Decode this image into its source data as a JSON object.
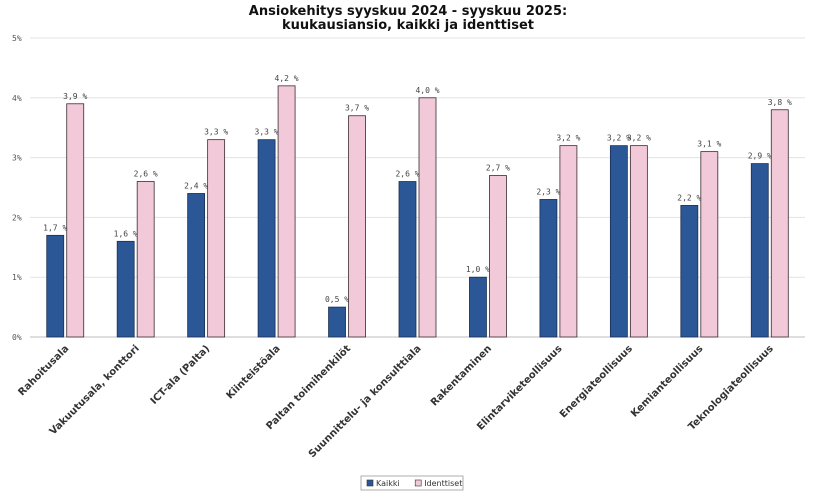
{
  "chart_data": {
    "type": "bar",
    "title_lines": [
      "Ansiokehitys syyskuu 2024 - syyskuu 2025:",
      "kuukausiansio, kaikki ja identtiset"
    ],
    "categories": [
      "Rahoitusala",
      "Vakuutusala, konttori",
      "ICT-ala (Palta)",
      "Kiinteistöala",
      "Paltan toimihenkilöt",
      "Suunnittelu- ja konsulttiala",
      "Rakentaminen",
      "Elintarviketeollisuus",
      "Energiateollisuus",
      "Kemianteollisuus",
      "Teknologiateollisuus"
    ],
    "series": [
      {
        "name": "Kaikki",
        "color": "#2b5797",
        "values": [
          1.7,
          1.6,
          2.4,
          3.3,
          0.5,
          2.6,
          1.0,
          2.3,
          3.2,
          2.2,
          2.9
        ],
        "labels": [
          "1,7 %",
          "1,6 %",
          "2,4 %",
          "3,3 %",
          "0,5 %",
          "2,6 %",
          "1,0 %",
          "2,3 %",
          "3,2 %",
          "2,2 %",
          "2,9 %"
        ]
      },
      {
        "name": "Identtiset",
        "color": "#f2c9d8",
        "values": [
          3.9,
          2.6,
          3.3,
          4.2,
          3.7,
          4.0,
          2.7,
          3.2,
          3.2,
          3.1,
          3.8
        ],
        "labels": [
          "3,9 %",
          "2,6 %",
          "3,3 %",
          "4,2 %",
          "3,7 %",
          "4,0 %",
          "2,7 %",
          "3,2 %",
          "3,2 %",
          "3,1 %",
          "3,8 %"
        ]
      }
    ],
    "yticks": [
      "0%",
      "1%",
      "2%",
      "3%",
      "4%",
      "5%"
    ],
    "ylim": [
      0,
      5
    ],
    "grid": true,
    "legend_position": "bottom-center"
  }
}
==========
§ WHAT TO DO: Each line in the records above should be reproduced exactly; images are not copied.

§ SOLVED PROBLEM:
Decode this image into its source data as a JSON object.
{
  "chart_data": {
    "type": "bar",
    "title_lines": [
      "Ansiokehitys syyskuu 2024 - syyskuu 2025:",
      "kuukausiansio, kaikki ja identtiset"
    ],
    "categories": [
      "Rahoitusala",
      "Vakuutusala, konttori",
      "ICT-ala (Palta)",
      "Kiinteistöala",
      "Paltan toimihenkilöt",
      "Suunnittelu- ja konsulttiala",
      "Rakentaminen",
      "Elintarviketeollisuus",
      "Energiateollisuus",
      "Kemianteollisuus",
      "Teknologiateollisuus"
    ],
    "series": [
      {
        "name": "Kaikki",
        "color": "#2b5797",
        "values": [
          1.7,
          1.6,
          2.4,
          3.3,
          0.5,
          2.6,
          1.0,
          2.3,
          3.2,
          2.2,
          2.9
        ],
        "labels": [
          "1,7 %",
          "1,6 %",
          "2,4 %",
          "3,3 %",
          "0,5 %",
          "2,6 %",
          "1,0 %",
          "2,3 %",
          "3,2 %",
          "2,2 %",
          "2,9 %"
        ]
      },
      {
        "name": "Identtiset",
        "color": "#f2c9d8",
        "values": [
          3.9,
          2.6,
          3.3,
          4.2,
          3.7,
          4.0,
          2.7,
          3.2,
          3.2,
          3.1,
          3.8
        ],
        "labels": [
          "3,9 %",
          "2,6 %",
          "3,3 %",
          "4,2 %",
          "3,7 %",
          "4,0 %",
          "2,7 %",
          "3,2 %",
          "3,2 %",
          "3,1 %",
          "3,8 %"
        ]
      }
    ],
    "yticks": [
      "0%",
      "1%",
      "2%",
      "3%",
      "4%",
      "5%"
    ],
    "ylim": [
      0,
      5
    ],
    "grid": true,
    "legend_position": "bottom-center"
  }
}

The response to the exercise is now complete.